» Direction: Transcribe every record that appears below, exactly and in full.

— Begin Records provided —

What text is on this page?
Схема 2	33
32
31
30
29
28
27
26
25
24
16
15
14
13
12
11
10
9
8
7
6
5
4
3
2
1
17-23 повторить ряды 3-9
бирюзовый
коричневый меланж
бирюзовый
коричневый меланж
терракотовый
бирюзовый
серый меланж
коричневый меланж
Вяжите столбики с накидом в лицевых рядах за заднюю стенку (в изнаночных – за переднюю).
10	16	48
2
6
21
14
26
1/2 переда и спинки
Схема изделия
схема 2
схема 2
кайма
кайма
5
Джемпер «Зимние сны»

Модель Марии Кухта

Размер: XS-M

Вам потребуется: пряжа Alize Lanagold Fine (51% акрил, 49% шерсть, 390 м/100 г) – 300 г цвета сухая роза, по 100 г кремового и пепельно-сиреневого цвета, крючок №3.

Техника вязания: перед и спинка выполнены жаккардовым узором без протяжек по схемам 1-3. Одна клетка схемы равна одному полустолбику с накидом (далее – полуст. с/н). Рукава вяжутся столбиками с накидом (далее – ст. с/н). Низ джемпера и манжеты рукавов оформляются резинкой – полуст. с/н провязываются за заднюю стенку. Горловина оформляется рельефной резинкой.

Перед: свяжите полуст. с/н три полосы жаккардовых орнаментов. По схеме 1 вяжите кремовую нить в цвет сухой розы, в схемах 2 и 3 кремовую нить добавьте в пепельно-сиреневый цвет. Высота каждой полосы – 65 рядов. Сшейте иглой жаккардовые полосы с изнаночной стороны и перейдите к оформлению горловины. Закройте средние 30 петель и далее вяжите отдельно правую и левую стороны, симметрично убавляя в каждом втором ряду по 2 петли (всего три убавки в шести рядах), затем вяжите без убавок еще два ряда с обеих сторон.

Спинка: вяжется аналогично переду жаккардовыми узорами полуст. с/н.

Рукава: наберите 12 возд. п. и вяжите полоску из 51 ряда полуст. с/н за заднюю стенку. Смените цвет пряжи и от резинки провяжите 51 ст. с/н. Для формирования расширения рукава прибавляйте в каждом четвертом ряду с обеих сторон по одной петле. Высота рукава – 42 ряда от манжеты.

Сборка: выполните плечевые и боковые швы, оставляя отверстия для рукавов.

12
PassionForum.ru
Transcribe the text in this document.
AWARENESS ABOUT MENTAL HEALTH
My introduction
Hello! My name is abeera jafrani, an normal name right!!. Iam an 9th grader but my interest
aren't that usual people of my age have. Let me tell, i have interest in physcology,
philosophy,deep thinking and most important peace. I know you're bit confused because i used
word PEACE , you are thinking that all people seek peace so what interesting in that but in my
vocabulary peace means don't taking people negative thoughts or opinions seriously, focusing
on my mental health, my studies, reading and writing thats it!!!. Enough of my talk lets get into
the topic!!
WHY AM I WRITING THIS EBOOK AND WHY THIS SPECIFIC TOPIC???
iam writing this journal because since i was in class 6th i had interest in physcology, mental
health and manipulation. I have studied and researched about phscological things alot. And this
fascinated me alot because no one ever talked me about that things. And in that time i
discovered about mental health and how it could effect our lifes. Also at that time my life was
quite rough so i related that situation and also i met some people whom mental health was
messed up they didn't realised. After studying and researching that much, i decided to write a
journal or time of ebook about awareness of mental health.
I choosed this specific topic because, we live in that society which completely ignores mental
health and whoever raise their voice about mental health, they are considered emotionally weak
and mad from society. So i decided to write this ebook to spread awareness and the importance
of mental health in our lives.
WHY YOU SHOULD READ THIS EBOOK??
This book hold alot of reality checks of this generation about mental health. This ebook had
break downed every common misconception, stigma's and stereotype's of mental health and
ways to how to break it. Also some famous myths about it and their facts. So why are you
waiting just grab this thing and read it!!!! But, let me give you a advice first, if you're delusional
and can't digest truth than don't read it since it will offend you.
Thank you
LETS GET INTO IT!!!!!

— End Records provided —

» Response to the task:
What text is on this page?
Схема 2	33
32
31
30
29
28
27
26
25
24
16
15
14
13
12
11
10
9
8
7
6
5
4
3
2
1
17-23 повторить ряды 3-9
бирюзовый
коричневый меланж
бирюзовый
коричневый меланж
терракотовый
бирюзовый
серый меланж
коричневый меланж
Вяжите столбики с накидом в лицевых рядах за заднюю стенку (в изнаночных – за переднюю).
10	16	48
2
6
21
14
26
1/2 переда и спинки
Схема изделия
схема 2
схема 2
кайма
кайма
5
Джемпер «Зимние сны»

Модель Марии Кухта

Размер: XS-M

Вам потребуется: пряжа Alize Lanagold Fine (51% акрил, 49% шерсть, 390 м/100 г) – 300 г цвета сухая роза, по 100 г кремового и пепельно-сиреневого цвета, крючок №3.

Техника вязания: перед и спинка выполнены жаккардовым узором без протяжек по схемам 1-3. Одна клетка схемы равна одному полустолбику с накидом (далее – полуст. с/н). Рукава вяжутся столбиками с накидом (далее – ст. с/н). Низ джемпера и манжеты рукавов оформляются резинкой – полуст. с/н провязываются за заднюю стенку. Горловина оформляется рельефной резинкой.

Перед: свяжите полуст. с/н три полосы жаккардовых орнаментов. По схеме 1 вяжите кремовую нить в цвет сухой розы, в схемах 2 и 3 кремовую нить добавьте в пепельно-сиреневый цвет. Высота каждой полосы – 65 рядов. Сшейте иглой жаккардовые полосы с изнаночной стороны и перейдите к оформлению горловины. Закройте средние 30 петель и далее вяжите отдельно правую и левую стороны, симметрично убавляя в каждом втором ряду по 2 петли (всего три убавки в шести рядах), затем вяжите без убавок еще два ряда с обеих сторон.

Спинка: вяжется аналогично переду жаккардовыми узорами полуст. с/н.

Рукава: наберите 12 возд. п. и вяжите полоску из 51 ряда полуст. с/н за заднюю стенку. Смените цвет пряжи и от резинки провяжите 51 ст. с/н. Для формирования расширения рукава прибавляйте в каждом четвертом ряду с обеих сторон по одной петле. Высота рукава – 42 ряда от манжеты.

Сборка: выполните плечевые и боковые швы, оставляя отверстия для рукавов.

12
PassionForum.ru
Transcribe the text in this document.
AWARENESS ABOUT MENTAL HEALTH
My introduction
Hello! My name is abeera jafrani, an normal name right!!. Iam an 9th grader but my interest
aren't that usual people of my age have. Let me tell, i have interest in physcology,
philosophy,deep thinking and most important peace. I know you're bit confused because i used
word PEACE , you are thinking that all people seek peace so what interesting in that but in my
vocabulary peace means don't taking people negative thoughts or opinions seriously, focusing
on my mental health, my studies, reading and writing thats it!!!. Enough of my talk lets get into
the topic!!
WHY AM I WRITING THIS EBOOK AND WHY THIS SPECIFIC TOPIC???
iam writing this journal because since i was in class 6th i had interest in physcology, mental
health and manipulation. I have studied and researched about phscological things alot. And this
fascinated me alot because no one ever talked me about that things. And in that time i
discovered about mental health and how it could effect our lifes. Also at that time my life was
quite rough so i related that situation and also i met some people whom mental health was
messed up they didn't realised. After studying and researching that much, i decided to write a
journal or time of ebook about awareness of mental health.
I choosed this specific topic because, we live in that society which completely ignores mental
health and whoever raise their voice about mental health, they are considered emotionally weak
and mad from society. So i decided to write this ebook to spread awareness and the importance
of mental health in our lives.
WHY YOU SHOULD READ THIS EBOOK??
This book hold alot of reality checks of this generation about mental health. This ebook had
break downed every common misconception, stigma's and stereotype's of mental health and
ways to how to break it. Also some famous myths about it and their facts. So why are you
waiting just grab this thing and read it!!!! But, let me give you a advice first, if you're delusional
and can't digest truth than don't read it since it will offend you.
Thank you
LETS GET INTO IT!!!!!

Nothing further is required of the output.